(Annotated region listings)
— start —
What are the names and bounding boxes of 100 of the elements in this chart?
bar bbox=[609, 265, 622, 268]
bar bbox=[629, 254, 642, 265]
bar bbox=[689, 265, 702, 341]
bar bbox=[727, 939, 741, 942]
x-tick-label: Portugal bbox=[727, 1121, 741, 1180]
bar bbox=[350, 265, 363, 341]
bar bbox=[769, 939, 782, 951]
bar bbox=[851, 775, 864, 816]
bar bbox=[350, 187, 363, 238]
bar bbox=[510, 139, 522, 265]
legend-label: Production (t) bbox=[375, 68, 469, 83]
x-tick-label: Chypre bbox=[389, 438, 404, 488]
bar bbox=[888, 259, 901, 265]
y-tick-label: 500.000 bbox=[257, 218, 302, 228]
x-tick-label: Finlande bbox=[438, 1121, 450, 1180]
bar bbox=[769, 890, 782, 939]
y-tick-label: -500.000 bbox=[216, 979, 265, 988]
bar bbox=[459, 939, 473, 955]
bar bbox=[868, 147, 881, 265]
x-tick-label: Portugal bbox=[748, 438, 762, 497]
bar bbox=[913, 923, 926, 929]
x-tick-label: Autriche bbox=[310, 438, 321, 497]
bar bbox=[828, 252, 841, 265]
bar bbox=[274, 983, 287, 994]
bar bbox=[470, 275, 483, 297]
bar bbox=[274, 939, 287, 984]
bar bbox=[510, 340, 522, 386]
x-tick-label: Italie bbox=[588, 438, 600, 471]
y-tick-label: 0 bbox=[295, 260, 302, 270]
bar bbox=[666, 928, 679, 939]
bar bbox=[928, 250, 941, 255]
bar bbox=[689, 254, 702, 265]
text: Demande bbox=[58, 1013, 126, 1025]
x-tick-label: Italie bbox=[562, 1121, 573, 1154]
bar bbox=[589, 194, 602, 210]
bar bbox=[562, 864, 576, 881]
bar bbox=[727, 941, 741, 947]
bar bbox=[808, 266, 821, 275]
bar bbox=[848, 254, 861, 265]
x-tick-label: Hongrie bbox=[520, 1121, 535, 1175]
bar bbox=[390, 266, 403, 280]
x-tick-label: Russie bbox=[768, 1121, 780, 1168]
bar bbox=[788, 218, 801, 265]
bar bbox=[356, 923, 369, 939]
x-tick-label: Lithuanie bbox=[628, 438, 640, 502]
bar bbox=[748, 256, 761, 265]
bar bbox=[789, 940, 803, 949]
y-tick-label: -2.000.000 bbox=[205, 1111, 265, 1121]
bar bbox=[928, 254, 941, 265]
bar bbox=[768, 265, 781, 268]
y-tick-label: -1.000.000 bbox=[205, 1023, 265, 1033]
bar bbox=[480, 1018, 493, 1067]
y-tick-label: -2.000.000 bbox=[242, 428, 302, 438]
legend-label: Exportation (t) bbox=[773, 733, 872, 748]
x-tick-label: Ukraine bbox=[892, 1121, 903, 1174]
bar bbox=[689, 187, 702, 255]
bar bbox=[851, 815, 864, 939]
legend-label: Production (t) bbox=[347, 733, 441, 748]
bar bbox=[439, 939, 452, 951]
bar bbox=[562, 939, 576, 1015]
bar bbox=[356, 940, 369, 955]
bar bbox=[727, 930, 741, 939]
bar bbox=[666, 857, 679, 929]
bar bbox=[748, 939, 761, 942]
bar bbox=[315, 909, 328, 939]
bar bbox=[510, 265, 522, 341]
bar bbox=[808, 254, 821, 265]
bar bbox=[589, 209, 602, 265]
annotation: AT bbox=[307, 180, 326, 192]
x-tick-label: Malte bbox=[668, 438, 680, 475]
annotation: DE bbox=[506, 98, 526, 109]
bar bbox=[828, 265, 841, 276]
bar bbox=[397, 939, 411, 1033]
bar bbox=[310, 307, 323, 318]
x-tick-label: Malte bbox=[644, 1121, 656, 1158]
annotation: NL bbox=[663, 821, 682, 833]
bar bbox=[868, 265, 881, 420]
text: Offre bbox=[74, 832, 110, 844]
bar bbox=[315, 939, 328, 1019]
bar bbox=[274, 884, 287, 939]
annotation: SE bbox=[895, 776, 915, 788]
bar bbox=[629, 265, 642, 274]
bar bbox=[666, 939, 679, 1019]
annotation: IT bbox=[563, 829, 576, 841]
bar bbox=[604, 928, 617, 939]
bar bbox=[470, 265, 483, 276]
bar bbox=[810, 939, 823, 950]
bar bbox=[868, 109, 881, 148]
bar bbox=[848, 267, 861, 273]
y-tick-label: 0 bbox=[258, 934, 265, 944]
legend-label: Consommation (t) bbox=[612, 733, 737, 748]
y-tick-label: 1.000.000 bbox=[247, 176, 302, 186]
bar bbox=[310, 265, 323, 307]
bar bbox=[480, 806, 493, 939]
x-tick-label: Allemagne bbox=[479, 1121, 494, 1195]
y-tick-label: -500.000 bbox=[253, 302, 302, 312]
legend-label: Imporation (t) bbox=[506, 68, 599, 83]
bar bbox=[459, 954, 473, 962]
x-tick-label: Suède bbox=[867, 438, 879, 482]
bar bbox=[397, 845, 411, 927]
— end —
Goal:
Retype everything from the start of the lines down to the line containing "x-tick-label: Portugal bbox=[748, 438, 762, 497]", both included.

Solution to this problem:
What are the names and bounding boxes of 100 of the elements in this chart?
bar bbox=[609, 265, 622, 268]
bar bbox=[629, 254, 642, 265]
bar bbox=[689, 265, 702, 341]
bar bbox=[727, 939, 741, 942]
x-tick-label: Portugal bbox=[727, 1121, 741, 1180]
bar bbox=[350, 265, 363, 341]
bar bbox=[769, 939, 782, 951]
bar bbox=[851, 775, 864, 816]
bar bbox=[350, 187, 363, 238]
bar bbox=[510, 139, 522, 265]
legend-label: Production (t) bbox=[375, 68, 469, 83]
x-tick-label: Chypre bbox=[389, 438, 404, 488]
bar bbox=[888, 259, 901, 265]
y-tick-label: 500.000 bbox=[257, 218, 302, 228]
x-tick-label: Finlande bbox=[438, 1121, 450, 1180]
bar bbox=[769, 890, 782, 939]
y-tick-label: -500.000 bbox=[216, 979, 265, 988]
bar bbox=[459, 939, 473, 955]
bar bbox=[868, 147, 881, 265]
x-tick-label: Portugal bbox=[748, 438, 762, 497]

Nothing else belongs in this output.